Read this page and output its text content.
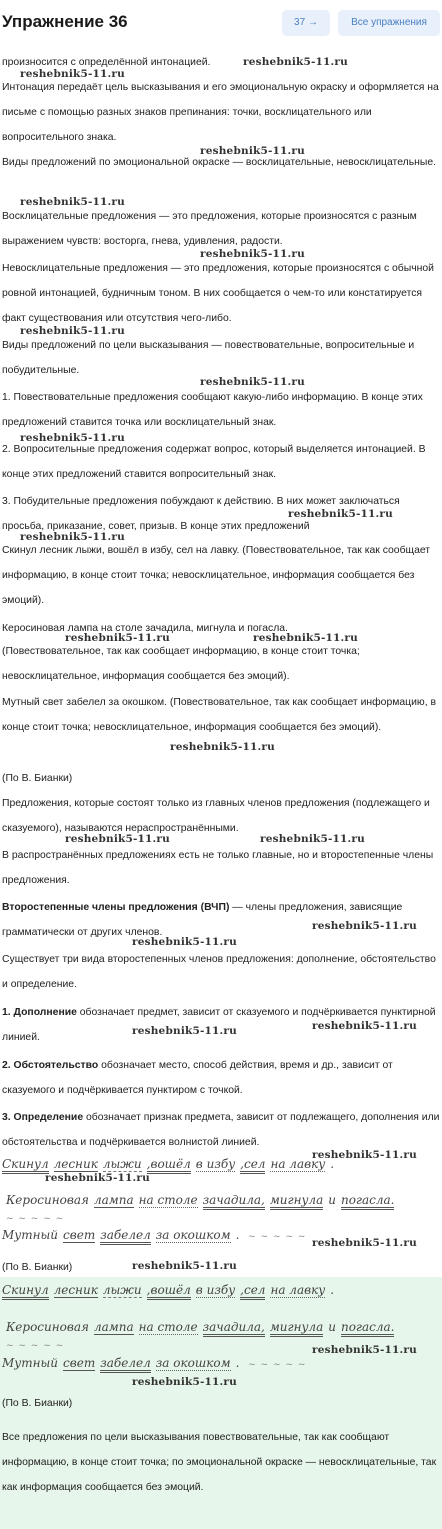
Упражнение 36	37 →	Все упражнения
произносится с определённой интонацией.
Интонация передаёт цель высказывания и его эмоциональную окраску и оформляется на письме с помощью разных знаков препинания: точки, восклицательного или вопросительного знака.
Виды предложений по эмоциональной окраске — восклицательные, невосклицательные.
Восклицательные предложения — это предложения, которые произносятся с разным выражением чувств: восторга, гнева, удивления, радости.
Невосклицательные предложения — это предложения, которые произносятся с обычной ровной интонацией, будничным тоном. В них сообщается о чем-то или констатируется факт существования или отсутствия чего-либо.
Виды предложений по цели высказывания — повествовательные, вопросительные и побудительные.
1. Повествовательные предложения сообщают какую-либо информацию. В конце этих предложений ставится точка или восклицательный знак.
2. Вопросительные предложения содержат вопрос, который выделяется интонацией. В конце этих предложений ставится вопросительный знак.
3. Побудительные предложения побуждают к действию. В них может заключаться просьба, приказание, совет, призыв. В конце этих предложений
Скинул лесник лыжи, вошёл в избу, сел на лавку. (Повествовательное, так как сообщает информацию, в конце стоит точка; невосклицательное, информация сообщается без эмоций).
Керосиновая лампа на столе зачадила, мигнула и погасла.
(Повествовательное, так как сообщает информацию, в конце стоит точка; невосклицательное, информация сообщается без эмоций).
Мутный свет забелел за окошком. (Повествовательное, так как сообщает информацию, в конце стоит точка; невосклицательное, информация сообщается без эмоций).
(По В. Бианки)
Предложения, которые состоят только из главных членов предложения (подлежащего и сказуемого), называются нераспространёнными.
В распространённых предложениях есть не только главные, но и второстепенные члены предложения.
Второстепенные члены предложения (ВЧП) — члены предложения, зависящие грамматически от других членов.
Существует три вида второстепенных членов предложения: дополнение, обстоятельство и определение.
1. Дополнение обозначает предмет, зависит от сказуемого и подчёркивается пунктирной линией.
2. Обстоятельство обозначает место, способ действия, время и др., зависит от сказуемого и подчёркивается пунктиром с точкой.
3. Определение обозначает признак предмета, зависит от подлежащего, дополнения или обстоятельства и подчёркивается волнистой линией.
Скинул лесник лыжи ,вошёл в избу ,сел на лавку .
Керосиновая лампа на столе зачадила, мигнула и погасла. ~ ~ ~ ~ ~
Мутный свет забелел за окошком . ~ ~ ~ ~ ~
(По В. Бианки)
Скинул лесник лыжи ,вошёл в избу ,сел на лавку .
Керосиновая лампа на столе зачадила, мигнула и погасла. ~ ~ ~ ~ ~
Мутный свет забелел за окошком . ~ ~ ~ ~ ~
(По В. Бианки)
Все предложения по цели высказывания повествовательные, так как сообщают информацию, в конце стоит точка; по эмоциональной окраске — невосклицательные, так как информация сообщается без эмоций.
reshebnik5-11.ru
reshebnik5-11.ru
reshebnik5-11.ru
reshebnik5-11.ru
reshebnik5-11.ru
reshebnik5-11.ru
reshebnik5-11.ru
reshebnik5-11.ru
reshebnik5-11.ru
reshebnik5-11.ru
reshebnik5-11.ru	reshebnik5-11.ru
reshebnik5-11.ru
reshebnik5-11.ru	reshebnik5-11.ru
reshebnik5-11.ru
reshebnik5-11.ru
reshebnik5-11.ru
reshebnik5-11.ru
reshebnik5-11.ru
reshebnik5-11.ru
reshebnik5-11.ru
reshebnik5-11.ru
reshebnik5-11.ru
reshebnik5-11.ru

- **Written request**
Transcribe the records above verbatim. Do not carry over any picture.

- **Task output**
Read this page and output its text content.
Упражнение 36	37 →	Все упражнения
произносится с определённой интонацией.
Интонация передаёт цель высказывания и его эмоциональную окраску и оформляется на письме с помощью разных знаков препинания: точки, восклицательного или вопросительного знака.
Виды предложений по эмоциональной окраске — восклицательные, невосклицательные.
Восклицательные предложения — это предложения, которые произносятся с разным выражением чувств: восторга, гнева, удивления, радости.
Невосклицательные предложения — это предложения, которые произносятся с обычной ровной интонацией, будничным тоном. В них сообщается о чем-то или констатируется факт существования или отсутствия чего-либо.
Виды предложений по цели высказывания — повествовательные, вопросительные и побудительные.
1. Повествовательные предложения сообщают какую-либо информацию. В конце этих предложений ставится точка или восклицательный знак.
2. Вопросительные предложения содержат вопрос, который выделяется интонацией. В конце этих предложений ставится вопросительный знак.
3. Побудительные предложения побуждают к действию. В них может заключаться просьба, приказание, совет, призыв. В конце этих предложений
Скинул лесник лыжи, вошёл в избу, сел на лавку. (Повествовательное, так как сообщает информацию, в конце стоит точка; невосклицательное, информация сообщается без эмоций).
Керосиновая лампа на столе зачадила, мигнула и погасла.
(Повествовательное, так как сообщает информацию, в конце стоит точка; невосклицательное, информация сообщается без эмоций).
Мутный свет забелел за окошком. (Повествовательное, так как сообщает информацию, в конце стоит точка; невосклицательное, информация сообщается без эмоций).
(По В. Бианки)
Предложения, которые состоят только из главных членов предложения (подлежащего и сказуемого), называются нераспространёнными.
В распространённых предложениях есть не только главные, но и второстепенные члены предложения.
Второстепенные члены предложения (ВЧП) — члены предложения, зависящие грамматически от других членов.
Существует три вида второстепенных членов предложения: дополнение, обстоятельство и определение.
1. Дополнение обозначает предмет, зависит от сказуемого и подчёркивается пунктирной линией.
2. Обстоятельство обозначает место, способ действия, время и др., зависит от сказуемого и подчёркивается пунктиром с точкой.
3. Определение обозначает признак предмета, зависит от подлежащего, дополнения или обстоятельства и подчёркивается волнистой линией.
Скинул лесник лыжи ,вошёл в избу ,сел на лавку .
Керосиновая лампа на столе зачадила, мигнула и погасла. ~ ~ ~ ~ ~
Мутный свет забелел за окошком . ~ ~ ~ ~ ~
(По В. Бианки)
Скинул лесник лыжи ,вошёл в избу ,сел на лавку .
Керосиновая лампа на столе зачадила, мигнула и погасла. ~ ~ ~ ~ ~
Мутный свет забелел за окошком . ~ ~ ~ ~ ~
(По В. Бианки)
Все предложения по цели высказывания повествовательные, так как сообщают информацию, в конце стоит точка; по эмоциональной окраске — невосклицательные, так как информация сообщается без эмоций.
reshebnik5-11.ru
reshebnik5-11.ru
reshebnik5-11.ru
reshebnik5-11.ru
reshebnik5-11.ru
reshebnik5-11.ru
reshebnik5-11.ru
reshebnik5-11.ru
reshebnik5-11.ru
reshebnik5-11.ru
reshebnik5-11.ru	reshebnik5-11.ru
reshebnik5-11.ru
reshebnik5-11.ru	reshebnik5-11.ru
reshebnik5-11.ru
reshebnik5-11.ru
reshebnik5-11.ru
reshebnik5-11.ru
reshebnik5-11.ru
reshebnik5-11.ru
reshebnik5-11.ru
reshebnik5-11.ru
reshebnik5-11.ru
reshebnik5-11.ru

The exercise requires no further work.